Duplicate every line of the listing below without any changes, omitting the pictures from your answer.

=== LISTED ENTRIES ===

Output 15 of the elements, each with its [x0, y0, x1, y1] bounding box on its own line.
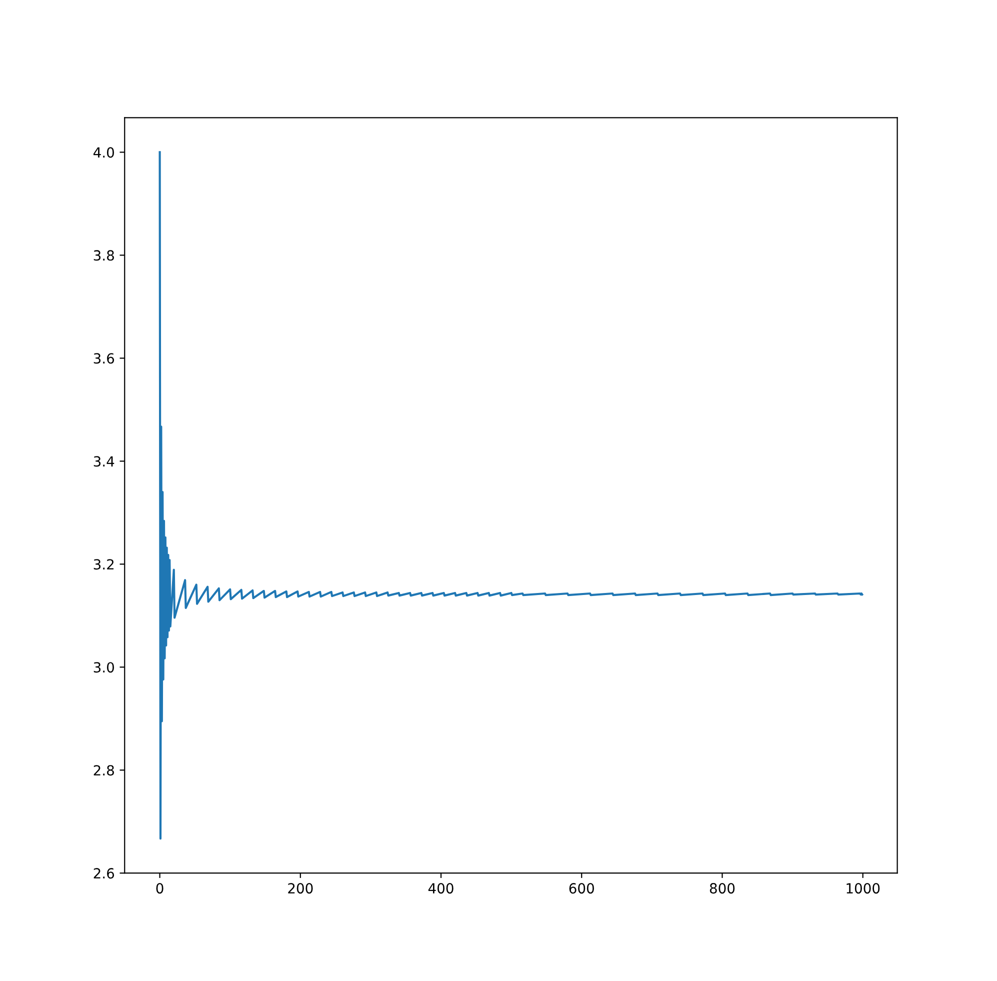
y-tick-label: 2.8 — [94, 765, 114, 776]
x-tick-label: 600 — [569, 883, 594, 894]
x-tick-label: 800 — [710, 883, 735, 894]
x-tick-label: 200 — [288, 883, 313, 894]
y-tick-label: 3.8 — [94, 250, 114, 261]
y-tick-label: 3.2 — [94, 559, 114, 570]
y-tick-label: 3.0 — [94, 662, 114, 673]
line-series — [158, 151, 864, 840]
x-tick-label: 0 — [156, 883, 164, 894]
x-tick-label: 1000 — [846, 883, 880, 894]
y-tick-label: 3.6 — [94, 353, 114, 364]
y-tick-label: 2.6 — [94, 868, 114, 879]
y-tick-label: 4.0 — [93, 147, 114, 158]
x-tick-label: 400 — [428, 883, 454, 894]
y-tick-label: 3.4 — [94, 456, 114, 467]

===

THE RESULT:
Output 15 of the elements, each with its [x0, y0, x1, y1] bounding box on its own line.
y-tick-label: 2.8 — [94, 765, 114, 776]
x-tick-label: 600 — [569, 883, 594, 894]
x-tick-label: 800 — [710, 883, 735, 894]
x-tick-label: 200 — [288, 883, 313, 894]
y-tick-label: 3.8 — [94, 250, 114, 261]
y-tick-label: 3.2 — [94, 559, 114, 570]
y-tick-label: 3.0 — [94, 662, 114, 673]
line-series — [158, 151, 864, 840]
x-tick-label: 0 — [156, 883, 164, 894]
x-tick-label: 1000 — [846, 883, 880, 894]
y-tick-label: 3.6 — [94, 353, 114, 364]
y-tick-label: 2.6 — [94, 868, 114, 879]
y-tick-label: 4.0 — [93, 147, 114, 158]
x-tick-label: 400 — [428, 883, 454, 894]
y-tick-label: 3.4 — [94, 456, 114, 467]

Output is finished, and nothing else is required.